Given request
Exactly repeat all the records below, omitting the images they hold.

Source material
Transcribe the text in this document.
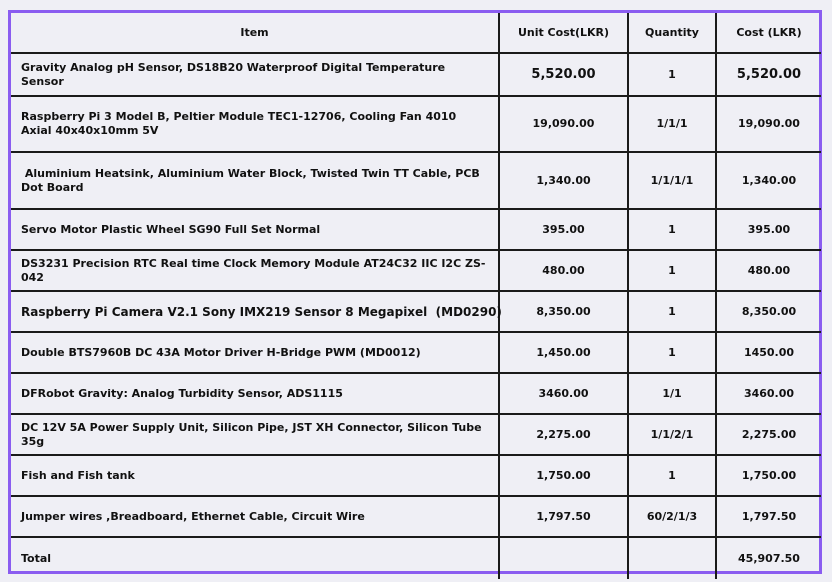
Item	Unit Cost(LKR)	Quantity	Cost (LKR)
Gravity Analog pH Sensor, DS18B20 Waterproof Digital Temperature Sensor	5,520.00	1	5,520.00
Raspberry Pi 3 Model B, Peltier Module TEC1-12706, Cooling Fan 4010 Axial 40x40x10mm 5V	19,090.00	1/1/1	19,090.00
Aluminium Heatsink, Aluminium Water Block, Twisted Twin TT Cable, PCB Dot Board	1,340.00	1/1/1/1	1,340.00
Servo Motor Plastic Wheel SG90 Full Set Normal	395.00	1	395.00
DS3231 Precision RTC Real time Clock Memory Module AT24C32 IIC I2C ZS-042	480.00	1	480.00
Raspberry Pi Camera V2.1 Sony IMX219 Sensor 8 Megapixel  (MD0290)	8,350.00	1	8,350.00
Double BTS7960B DC 43A Motor Driver H-Bridge PWM (MD0012)	1,450.00	1	1450.00
DFRobot Gravity: Analog Turbidity Sensor, ADS1115	3460.00	1/1	3460.00
DC 12V 5A Power Supply Unit, Silicon Pipe, JST XH Connector, Silicon Tube 35g	2,275.00	1/1/2/1	2,275.00
Fish and Fish tank	1,750.00	1	1,750.00
Jumper wires ,Breadboard, Ethernet Cable, Circuit Wire	1,797.50	60/2/1/3	1,797.50
Total			45,907.50
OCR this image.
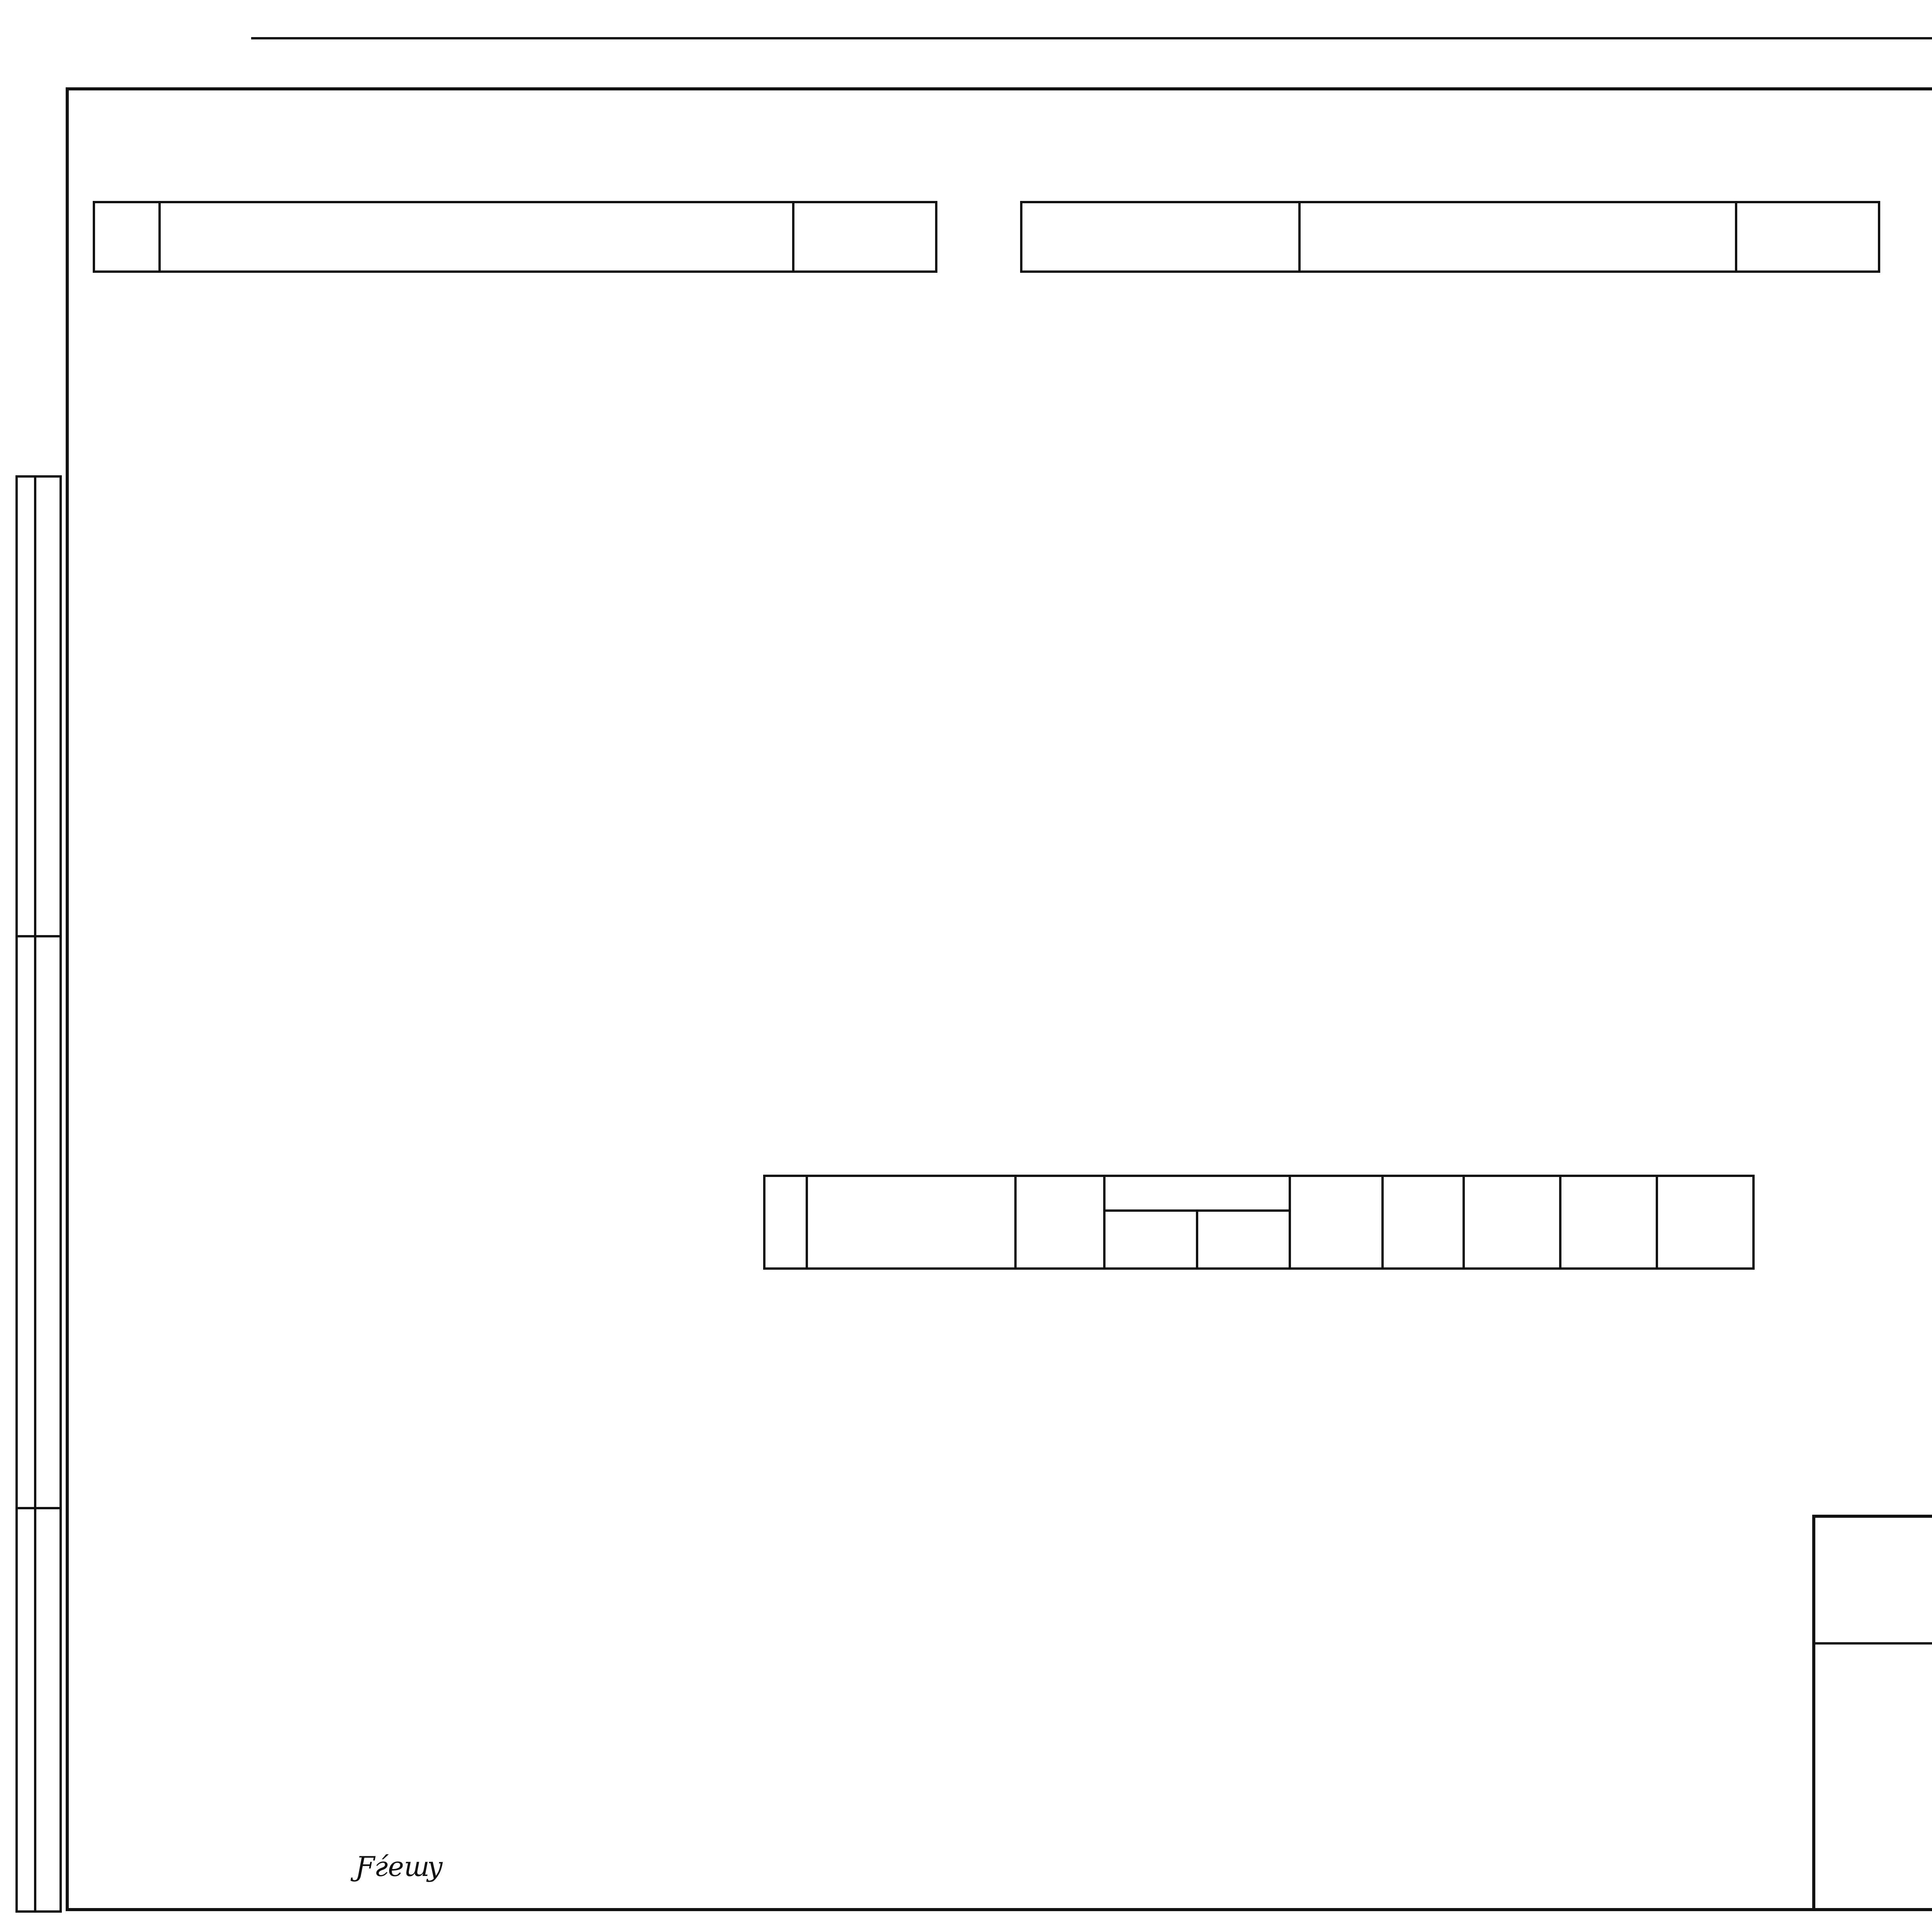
Ƒѓешу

The completed task
Transcribe the text in this document.
Item	Unit Cost(LKR)	Quantity	Cost (LKR)
Gravity Analog pH Sensor, DS18B20 Waterproof Digital Temperature Sensor	5,520.00	1	5,520.00
Raspberry Pi 3 Model B, Peltier Module TEC1-12706, Cooling Fan 4010 Axial 40x40x10mm 5V	19,090.00	1/1/1	19,090.00
Aluminium Heatsink, Aluminium Water Block, Twisted Twin TT Cable, PCB Dot Board	1,340.00	1/1/1/1	1,340.00
Servo Motor Plastic Wheel SG90 Full Set Normal	395.00	1	395.00
DS3231 Precision RTC Real time Clock Memory Module AT24C32 IIC I2C ZS-042	480.00	1	480.00
Raspberry Pi Camera V2.1 Sony IMX219 Sensor 8 Megapixel  (MD0290)	8,350.00	1	8,350.00
Double BTS7960B DC 43A Motor Driver H-Bridge PWM (MD0012)	1,450.00	1	1450.00
DFRobot Gravity: Analog Turbidity Sensor, ADS1115	3460.00	1/1	3460.00
DC 12V 5A Power Supply Unit, Silicon Pipe, JST XH Connector, Silicon Tube 35g	2,275.00	1/1/2/1	2,275.00
Fish and Fish tank	1,750.00	1	1,750.00
Jumper wires ,Breadboard, Ethernet Cable, Circuit Wire	1,797.50	60/2/1/3	1,797.50
Total			45,907.50
OCR this image.
Ƒѓешу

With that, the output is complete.